_EXCERPTED RECORDS_

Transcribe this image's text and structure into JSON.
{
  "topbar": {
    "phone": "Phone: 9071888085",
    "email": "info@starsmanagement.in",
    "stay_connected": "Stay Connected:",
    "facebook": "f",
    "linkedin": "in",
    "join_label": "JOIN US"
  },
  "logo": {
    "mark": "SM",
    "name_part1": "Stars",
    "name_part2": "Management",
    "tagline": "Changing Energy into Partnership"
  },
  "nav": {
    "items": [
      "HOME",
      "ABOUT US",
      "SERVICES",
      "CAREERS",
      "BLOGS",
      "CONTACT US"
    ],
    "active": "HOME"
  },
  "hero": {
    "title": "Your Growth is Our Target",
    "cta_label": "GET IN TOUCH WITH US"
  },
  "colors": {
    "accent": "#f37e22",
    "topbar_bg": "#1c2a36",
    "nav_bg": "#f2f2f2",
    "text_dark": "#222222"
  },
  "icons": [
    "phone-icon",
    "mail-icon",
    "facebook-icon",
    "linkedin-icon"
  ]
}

_PROBLEM REQUIREMENTS_
Quote the entire listing above exactly.

_COMPLETE ANSWER_
Transcribe this image's text and structure into JSON.
{
  "topbar": {
    "phone": "Phone: 9071888085",
    "email": "info@starsmanagement.in",
    "stay_connected": "Stay Connected:",
    "facebook": "f",
    "linkedin": "in",
    "join_label": "JOIN US"
  },
  "logo": {
    "mark": "SM",
    "name_part1": "Stars",
    "name_part2": "Management",
    "tagline": "Changing Energy into Partnership"
  },
  "nav": {
    "items": [
      "HOME",
      "ABOUT US",
      "SERVICES",
      "CAREERS",
      "BLOGS",
      "CONTACT US"
    ],
    "active": "HOME"
  },
  "hero": {
    "title": "Your Growth is Our Target",
    "cta_label": "GET IN TOUCH WITH US"
  },
  "colors": {
    "accent": "#f37e22",
    "topbar_bg": "#1c2a36",
    "nav_bg": "#f2f2f2",
    "text_dark": "#222222"
  },
  "icons": [
    "phone-icon",
    "mail-icon",
    "facebook-icon",
    "linkedin-icon"
  ]
}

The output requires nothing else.